╭─ SUPPLIED MATERIAL
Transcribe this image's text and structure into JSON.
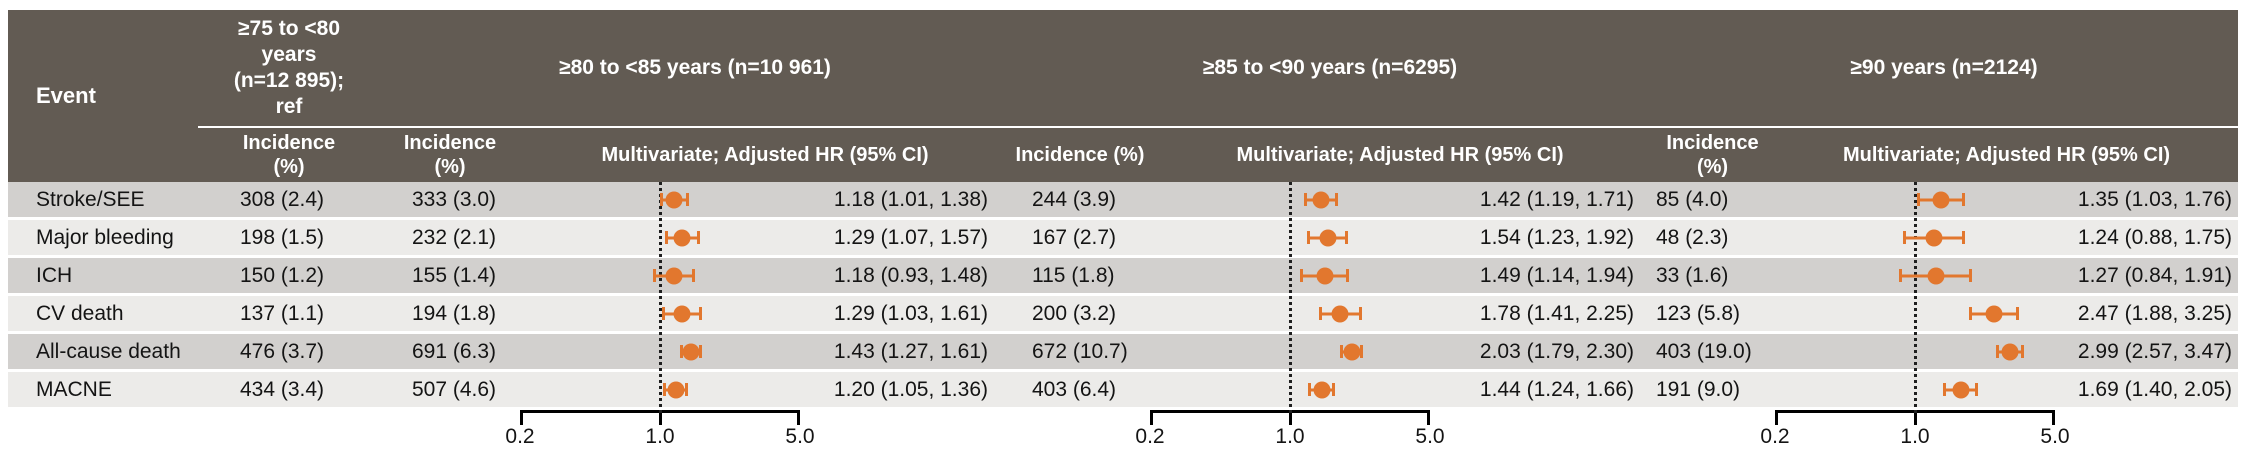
{
  "colors": {
    "header_bg": "#625B53",
    "header_text": "#ffffff",
    "row_dark": "#d2d0ce",
    "row_light": "#ecebe9",
    "marker_orange": "#E2772E",
    "axis_black": "#000000"
  },
  "chart_data": {
    "type": "forest",
    "x_scale": "log",
    "x_min": 0.2,
    "x_max": 5.0,
    "x_ticks": [
      0.2,
      1.0,
      5.0
    ],
    "x_tick_labels": [
      "0.2",
      "1.0",
      "5.0"
    ],
    "reference_line": 1.0,
    "event_header": "Event",
    "events": [
      "Stroke/SEE",
      "Major bleeding",
      "ICH",
      "CV death",
      "All-cause death",
      "MACNE"
    ],
    "reference_group": {
      "title": "≥75 to <80\nyears\n(n=12 895);\nref",
      "incidence_header": "Incidence\n(%)",
      "incidence": [
        "308 (2.4)",
        "198 (1.5)",
        "150 (1.2)",
        "137 (1.1)",
        "476 (3.7)",
        "434 (3.4)"
      ]
    },
    "groups": [
      {
        "title": "≥80 to <85 years (n=10 961)",
        "incidence_header": "Incidence\n(%)",
        "hr_header": "Multivariate; Adjusted HR (95% CI)",
        "incidence": [
          "333 (3.0)",
          "232 (2.1)",
          "155 (1.4)",
          "194 (1.8)",
          "691 (6.3)",
          "507 (4.6)"
        ],
        "hr": [
          [
            1.18,
            1.01,
            1.38
          ],
          [
            1.29,
            1.07,
            1.57
          ],
          [
            1.18,
            0.93,
            1.48
          ],
          [
            1.29,
            1.03,
            1.61
          ],
          [
            1.43,
            1.27,
            1.61
          ],
          [
            1.2,
            1.05,
            1.36
          ]
        ],
        "hr_labels": [
          "1.18 (1.01, 1.38)",
          "1.29 (1.07, 1.57)",
          "1.18 (0.93, 1.48)",
          "1.29 (1.03, 1.61)",
          "1.43 (1.27, 1.61)",
          "1.20 (1.05, 1.36)"
        ]
      },
      {
        "title": "≥85 to <90 years (n=6295)",
        "incidence_header": "Incidence (%)",
        "hr_header": "Multivariate; Adjusted HR (95% CI)",
        "incidence": [
          "244 (3.9)",
          "167 (2.7)",
          "115 (1.8)",
          "200 (3.2)",
          "672 (10.7)",
          "403 (6.4)"
        ],
        "hr": [
          [
            1.42,
            1.19,
            1.71
          ],
          [
            1.54,
            1.23,
            1.92
          ],
          [
            1.49,
            1.14,
            1.94
          ],
          [
            1.78,
            1.41,
            2.25
          ],
          [
            2.03,
            1.79,
            2.3
          ],
          [
            1.44,
            1.24,
            1.66
          ]
        ],
        "hr_labels": [
          "1.42 (1.19, 1.71)",
          "1.54 (1.23, 1.92)",
          "1.49 (1.14, 1.94)",
          "1.78 (1.41, 2.25)",
          "2.03 (1.79, 2.30)",
          "1.44 (1.24, 1.66)"
        ]
      },
      {
        "title": "≥90 years (n=2124)",
        "incidence_header": "Incidence\n(%)",
        "hr_header": "Multivariate; Adjusted HR (95% CI)",
        "incidence": [
          "85 (4.0)",
          "48 (2.3)",
          "33 (1.6)",
          "123 (5.8)",
          "403 (19.0)",
          "191 (9.0)"
        ],
        "hr": [
          [
            1.35,
            1.03,
            1.76
          ],
          [
            1.24,
            0.88,
            1.75
          ],
          [
            1.27,
            0.84,
            1.91
          ],
          [
            2.47,
            1.88,
            3.25
          ],
          [
            2.99,
            2.57,
            3.47
          ],
          [
            1.69,
            1.4,
            2.05
          ]
        ],
        "hr_labels": [
          "1.35 (1.03, 1.76)",
          "1.24 (0.88, 1.75)",
          "1.27 (0.84, 1.91)",
          "2.47 (1.88, 3.25)",
          "2.99 (2.57, 3.47)",
          "1.69 (1.40, 2.05)"
        ]
      }
    ]
  }
}
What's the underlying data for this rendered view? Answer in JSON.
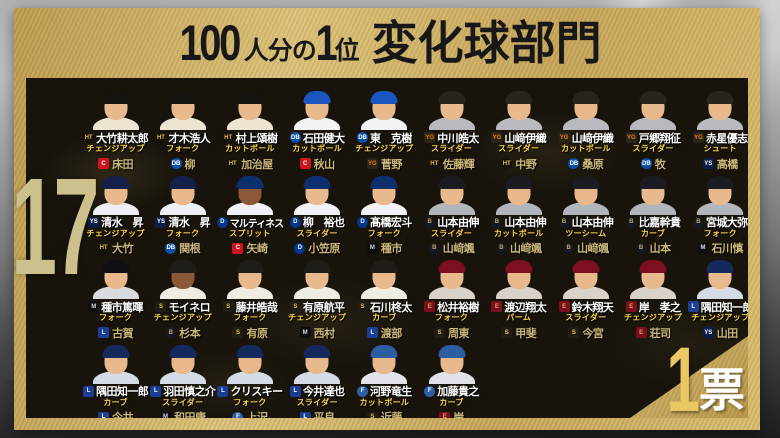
{
  "title": {
    "num1": "100",
    "small1": "人分の",
    "num2": "1",
    "small2": "位",
    "category": "変化球部門"
  },
  "rank_number": "17",
  "vote_badge": {
    "number": "1",
    "label": "票"
  },
  "colors": {
    "gold_light": "#dcc177",
    "gold_dark": "#bf9c4e",
    "content_bg": "#18140c",
    "player_name": "#ffffff",
    "pitch_text": "#ffd84a",
    "voter_text": "#c9b679",
    "rank_text": "#ccc08c",
    "vote_number": "#e9c763"
  },
  "teams": {
    "HT": {
      "label": "HT",
      "bg": "#14120e",
      "fg": "#e6b93f",
      "shape": "circle",
      "cap": "#17140f",
      "jersey": "#ece5d2"
    },
    "DB": {
      "label": "DB",
      "bg": "#0b50a8",
      "fg": "#ffffff",
      "shape": "circle",
      "cap": "#1a55c0",
      "jersey": "#f1f3f6"
    },
    "C": {
      "label": "C",
      "bg": "#cf1420",
      "fg": "#ffffff",
      "shape": "square",
      "cap": "#c51220",
      "jersey": "#eceaea"
    },
    "YG": {
      "label": "YG",
      "bg": "#2b241c",
      "fg": "#f08300",
      "shape": "square",
      "cap": "#29241e",
      "jersey": "#b9babf"
    },
    "YS": {
      "label": "YS",
      "bg": "#0e1e4a",
      "fg": "#ffffff",
      "shape": "square",
      "cap": "#13204a",
      "jersey": "#edeff3"
    },
    "D": {
      "label": "D",
      "bg": "#04368c",
      "fg": "#ffffff",
      "shape": "circle",
      "cap": "#0d2f6e",
      "jersey": "#f0f2f5"
    },
    "B": {
      "label": "B",
      "bg": "#151826",
      "fg": "#c9a64e",
      "shape": "circle",
      "cap": "#1b1b22",
      "jersey": "#b2b5bb"
    },
    "M": {
      "label": "M",
      "bg": "#0d0d12",
      "fg": "#d8d9dd",
      "shape": "square",
      "cap": "#0f0f16",
      "jersey": "#d8dadd"
    },
    "S": {
      "label": "S",
      "bg": "#1f1d18",
      "fg": "#f3c432",
      "shape": "square",
      "cap": "#201d18",
      "jersey": "#efece1"
    },
    "E": {
      "label": "E",
      "bg": "#7c0e1e",
      "fg": "#cfa763",
      "shape": "square",
      "cap": "#7c1020",
      "jersey": "#d9d2c8"
    },
    "L": {
      "label": "L",
      "bg": "#1b3f94",
      "fg": "#ffffff",
      "shape": "square",
      "cap": "#16295c",
      "jersey": "#d4dae6"
    },
    "F": {
      "label": "F",
      "bg": "#2c5fa6",
      "fg": "#ffffff",
      "shape": "circle",
      "cap": "#2c5ca2",
      "jersey": "#dfe3e9"
    }
  },
  "skin": {
    "default": "#e9b98e",
    "dark": "#8a5a38"
  },
  "rows": [
    [
      {
        "team": "HT",
        "name": "大竹耕太郎",
        "pitch": "チェンジアップ",
        "voter_team": "C",
        "voter": "床田"
      },
      {
        "team": "HT",
        "name": "才木浩人",
        "pitch": "フォーク",
        "voter_team": "DB",
        "voter": "柳"
      },
      {
        "team": "HT",
        "name": "村上頌樹",
        "pitch": "カットボール",
        "voter_team": "HT",
        "voter": "加治屋"
      },
      {
        "team": "DB",
        "name": "石田健大",
        "pitch": "カットボール",
        "voter_team": "C",
        "voter": "秋山"
      },
      {
        "team": "DB",
        "name": "東　克樹",
        "pitch": "チェンジアップ",
        "voter_team": "YG",
        "voter": "菅野"
      },
      {
        "team": "YG",
        "name": "中川皓太",
        "pitch": "スライダー",
        "voter_team": "HT",
        "voter": "佐藤輝"
      },
      {
        "team": "YG",
        "name": "山﨑伊織",
        "pitch": "スライダー",
        "voter_team": "HT",
        "voter": "中野"
      },
      {
        "team": "YG",
        "name": "山﨑伊織",
        "pitch": "カットボール",
        "voter_team": "DB",
        "voter": "桑原"
      },
      {
        "team": "YG",
        "name": "戸郷翔征",
        "pitch": "スライダー",
        "voter_team": "DB",
        "voter": "牧"
      },
      {
        "team": "YG",
        "name": "赤星優志",
        "pitch": "シュート",
        "voter_team": "YS",
        "voter": "高橋"
      }
    ],
    [
      {
        "team": "YS",
        "name": "清水　昇",
        "pitch": "チェンジアップ",
        "voter_team": "HT",
        "voter": "大竹"
      },
      {
        "team": "YS",
        "name": "清水　昇",
        "pitch": "フォーク",
        "voter_team": "DB",
        "voter": "関根"
      },
      {
        "team": "D",
        "name": "マルティネス",
        "pitch": "スプリット",
        "voter_team": "C",
        "voter": "矢崎",
        "skin": "dark"
      },
      {
        "team": "D",
        "name": "柳　裕也",
        "pitch": "スライダー",
        "voter_team": "D",
        "voter": "小笠原"
      },
      {
        "team": "D",
        "name": "髙橋宏斗",
        "pitch": "フォーク",
        "voter_team": "M",
        "voter": "種市"
      },
      {
        "team": "B",
        "name": "山本由伸",
        "pitch": "スライダー",
        "voter_team": "B",
        "voter": "山﨑颯"
      },
      {
        "team": "B",
        "name": "山本由伸",
        "pitch": "カットボール",
        "voter_team": "B",
        "voter": "山﨑颯"
      },
      {
        "team": "B",
        "name": "山本由伸",
        "pitch": "ツーシーム",
        "voter_team": "B",
        "voter": "山﨑颯"
      },
      {
        "team": "B",
        "name": "比嘉幹貴",
        "pitch": "カーブ",
        "voter_team": "B",
        "voter": "山本"
      },
      {
        "team": "B",
        "name": "宮城大弥",
        "pitch": "フォーク",
        "voter_team": "M",
        "voter": "石川慎"
      }
    ],
    [
      {
        "team": "M",
        "name": "種市篤暉",
        "pitch": "フォーク",
        "voter_team": "L",
        "voter": "古賀"
      },
      {
        "team": "S",
        "name": "モイネロ",
        "pitch": "チェンジアップ",
        "voter_team": "B",
        "voter": "杉本",
        "skin": "dark"
      },
      {
        "team": "S",
        "name": "藤井皓哉",
        "pitch": "フォーク",
        "voter_team": "S",
        "voter": "有原"
      },
      {
        "team": "S",
        "name": "有原航平",
        "pitch": "チェンジアップ",
        "voter_team": "M",
        "voter": "西村"
      },
      {
        "team": "S",
        "name": "石川柊太",
        "pitch": "カーブ",
        "voter_team": "L",
        "voter": "渡部"
      },
      {
        "team": "E",
        "name": "松井裕樹",
        "pitch": "フォーク",
        "voter_team": "S",
        "voter": "周東"
      },
      {
        "team": "E",
        "name": "渡辺翔太",
        "pitch": "パーム",
        "voter_team": "S",
        "voter": "甲斐"
      },
      {
        "team": "E",
        "name": "鈴木翔天",
        "pitch": "スライダー",
        "voter_team": "S",
        "voter": "今宮"
      },
      {
        "team": "E",
        "name": "岸　孝之",
        "pitch": "チェンジアップ",
        "voter_team": "E",
        "voter": "荘司"
      },
      {
        "team": "L",
        "name": "隅田知一郎",
        "pitch": "チェンジアップ",
        "voter_team": "YS",
        "voter": "山田"
      }
    ],
    [
      {
        "team": "L",
        "name": "隅田知一郎",
        "pitch": "カーブ",
        "voter_team": "L",
        "voter": "今井"
      },
      {
        "team": "L",
        "name": "羽田慎之介",
        "pitch": "スライダー",
        "voter_team": "M",
        "voter": "和田康"
      },
      {
        "team": "L",
        "name": "クリスキー",
        "pitch": "フォーク",
        "voter_team": "F",
        "voter": "上沢"
      },
      {
        "team": "L",
        "name": "今井達也",
        "pitch": "スライダー",
        "voter_team": "L",
        "voter": "平良"
      },
      {
        "team": "F",
        "name": "河野竜生",
        "pitch": "カットボール",
        "voter_team": "S",
        "voter": "近藤"
      },
      {
        "team": "F",
        "name": "加藤貴之",
        "pitch": "カーブ",
        "voter_team": "E",
        "voter": "岸"
      }
    ]
  ]
}
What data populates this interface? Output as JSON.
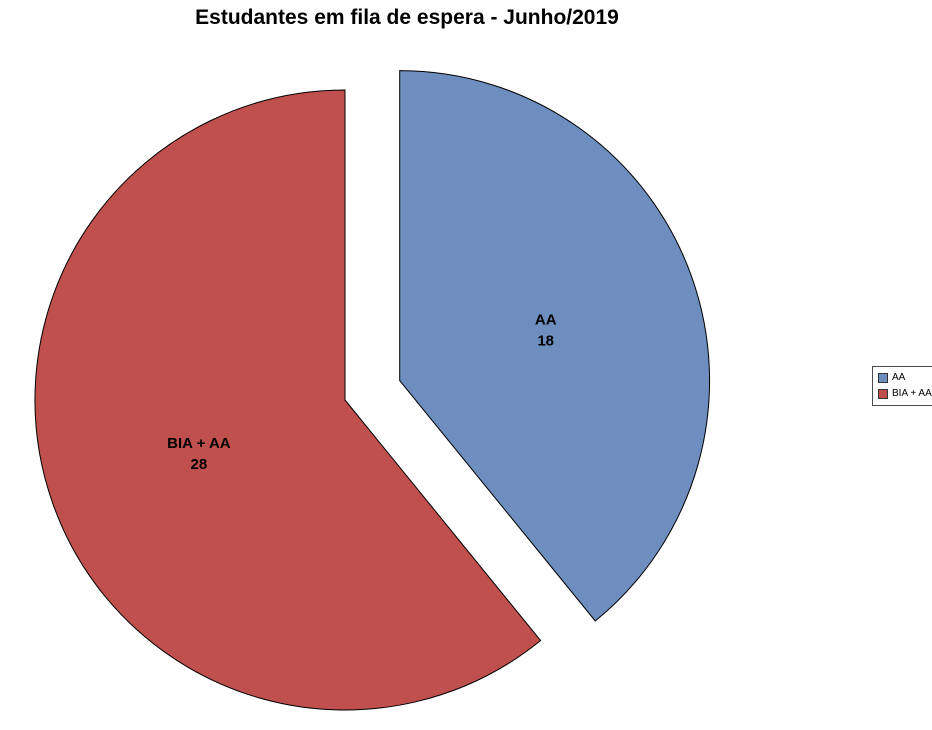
╰─
WRITTEN PROBLEM: Among the entries above, identify all lines with "What" and copy them.

RESPONSE:
What's the underlying data for this rendered view? Answer in JSON.
What data populates this interface? Output as JSON.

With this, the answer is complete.